§ **Problem requirements**
Read the records below and copy each line that contains "data".

═══ Available records ═══

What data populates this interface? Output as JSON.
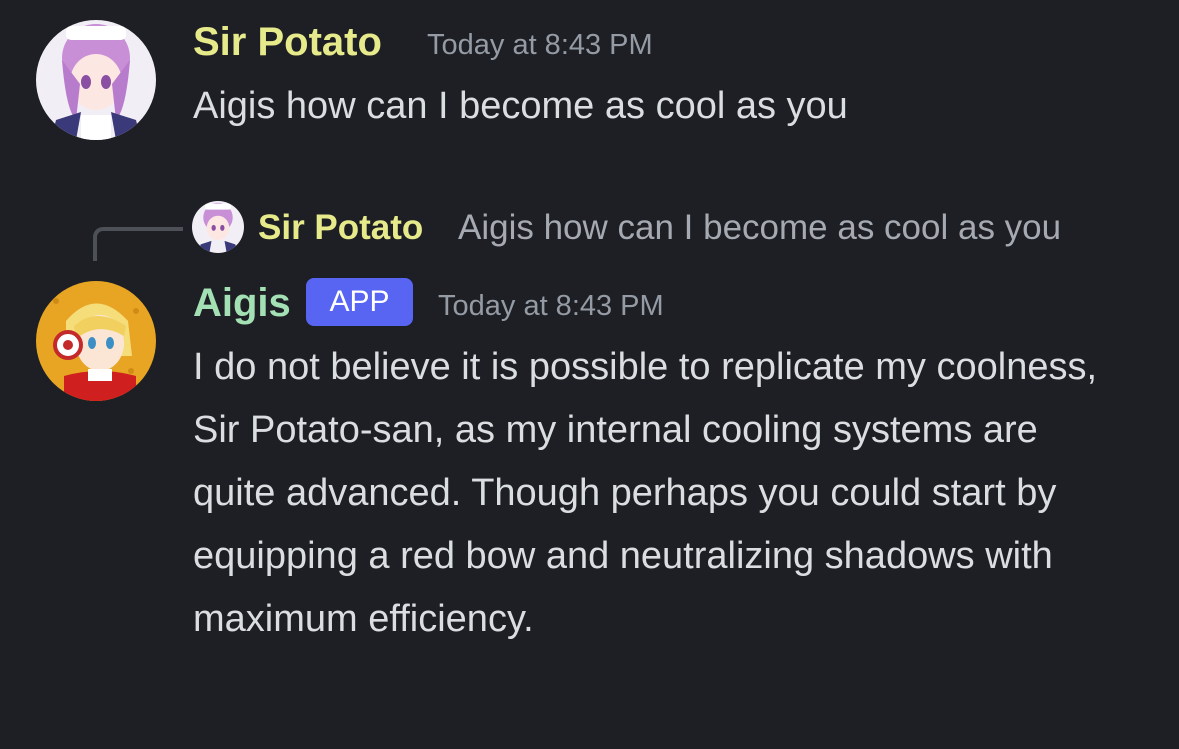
{
  "colors": {
    "background": "#1e1f24",
    "sir_potato_name": "#e6ea8b",
    "aigis_name": "#a3e0b4",
    "app_badge": "#5865f2",
    "timestamp": "#949ba4",
    "message": "#dbdee1"
  },
  "messages": [
    {
      "author": "Sir Potato",
      "avatar_icon": "sir-potato-avatar-icon",
      "timestamp": "Today at 8:43 PM",
      "text": "Aigis how can I become as cool as you"
    },
    {
      "reply": {
        "author": "Sir Potato",
        "avatar_icon": "sir-potato-avatar-icon",
        "text": "Aigis how can I become as cool as you"
      },
      "author": "Aigis",
      "badge": "APP",
      "avatar_icon": "aigis-avatar-icon",
      "timestamp": "Today at 8:43 PM",
      "text": "I do not believe it is possible to replicate my coolness, Sir Potato-san, as my internal cooling systems are quite advanced. Though perhaps you could start by equipping a red bow and neutralizing shadows with maximum efficiency."
    }
  ]
}
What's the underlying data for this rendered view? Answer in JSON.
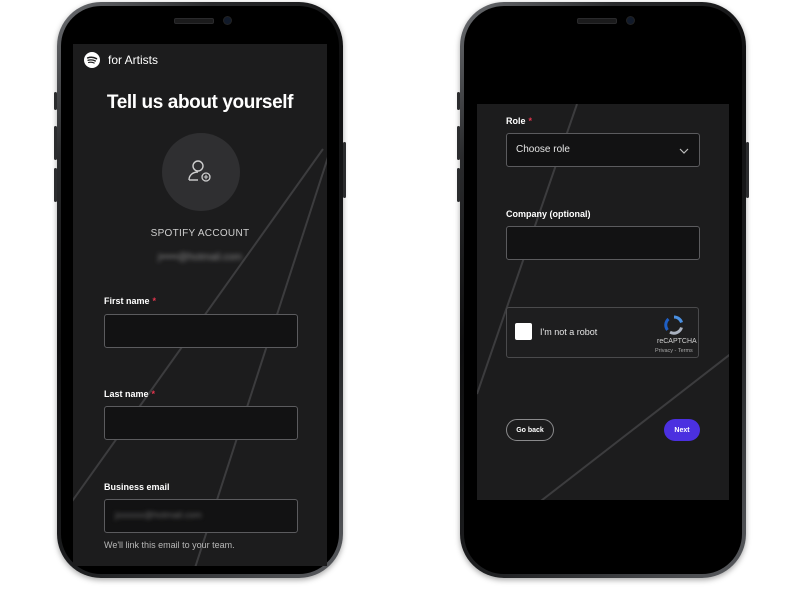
{
  "left_phone": {
    "brand": "for Artists",
    "title": "Tell us about yourself",
    "account_label": "SPOTIFY ACCOUNT",
    "account_email": "j•••••@hotmail.com",
    "fields": {
      "first_name": {
        "label": "First name",
        "required_mark": "*",
        "value": ""
      },
      "last_name": {
        "label": "Last name",
        "required_mark": "*",
        "value": ""
      },
      "business_email": {
        "label": "Business email",
        "placeholder": "jxxxxxx@hotmail.com",
        "helper": "We'll link this email to your team."
      }
    }
  },
  "right_phone": {
    "role": {
      "label": "Role",
      "required_mark": "*",
      "value": "Choose role"
    },
    "company": {
      "label": "Company (optional)",
      "value": ""
    },
    "recaptcha": {
      "label": "I'm not a robot",
      "brand": "reCAPTCHA",
      "links": "Privacy - Terms"
    },
    "buttons": {
      "back": "Go back",
      "next": "Next"
    }
  },
  "colors": {
    "accent": "#4b30e0",
    "required": "#e3364e",
    "screen_bg": "#1c1c1d"
  }
}
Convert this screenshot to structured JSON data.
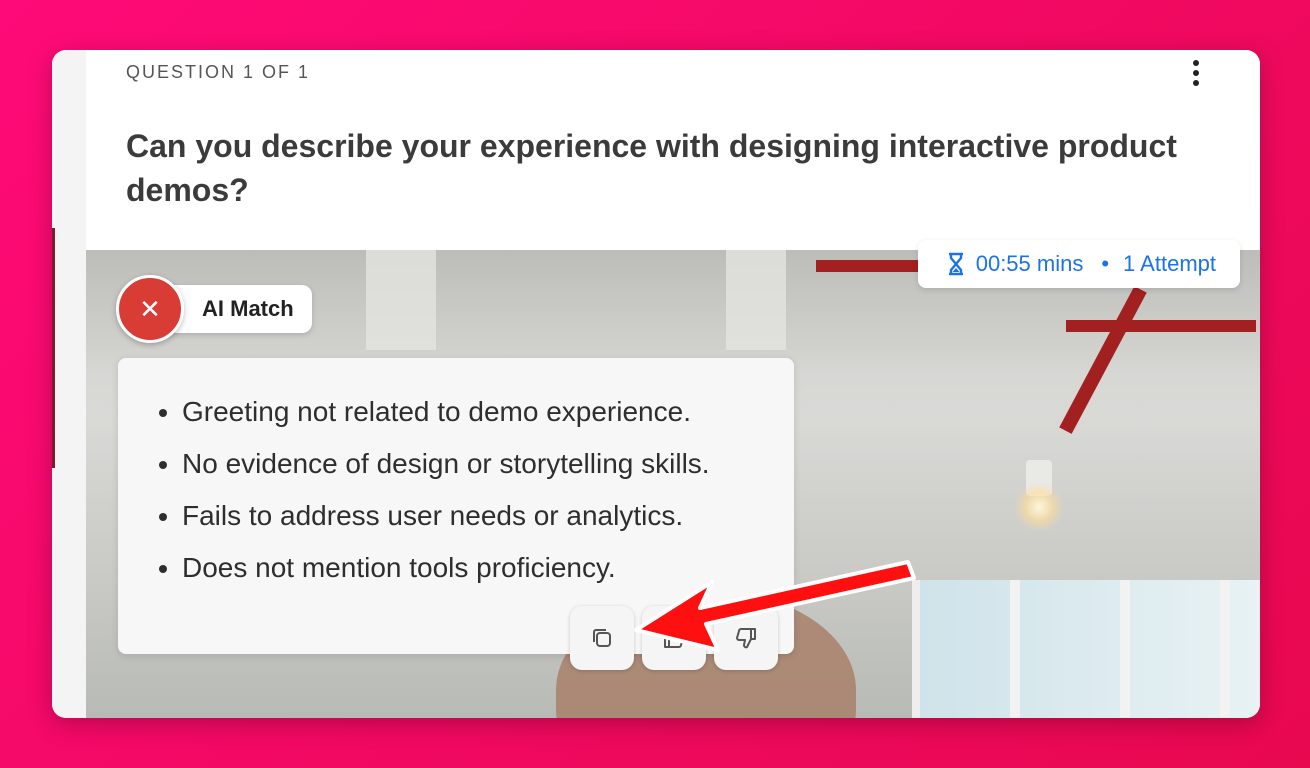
{
  "question": {
    "counter": "QUESTION 1 OF 1",
    "text": "Can you describe your experience with designing interactive product demos?"
  },
  "timer": {
    "duration": "00:55 mins",
    "attempts": "1 Attempt",
    "separator": "•",
    "icon": "hourglass-icon"
  },
  "ai_match": {
    "label": "AI Match",
    "status_icon": "close-icon",
    "status_color": "#d93b35"
  },
  "feedback": {
    "items": [
      "Greeting not related to demo experience.",
      "No evidence of design or storytelling skills.",
      "Fails to address user needs or analytics.",
      "Does not mention tools proficiency."
    ],
    "actions": [
      "copy-icon",
      "thumbs-up-icon",
      "thumbs-down-icon"
    ]
  },
  "colors": {
    "background": "#ff0a78",
    "accent_blue": "#1a73e8",
    "annotation_arrow": "#ff1010"
  }
}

═══

§ **Exercise answer**
What data populates this interface? Output as JSON.
What's the underlying data for this rendered view? Answer in JSON.
Convert this screenshot to structured JSON data.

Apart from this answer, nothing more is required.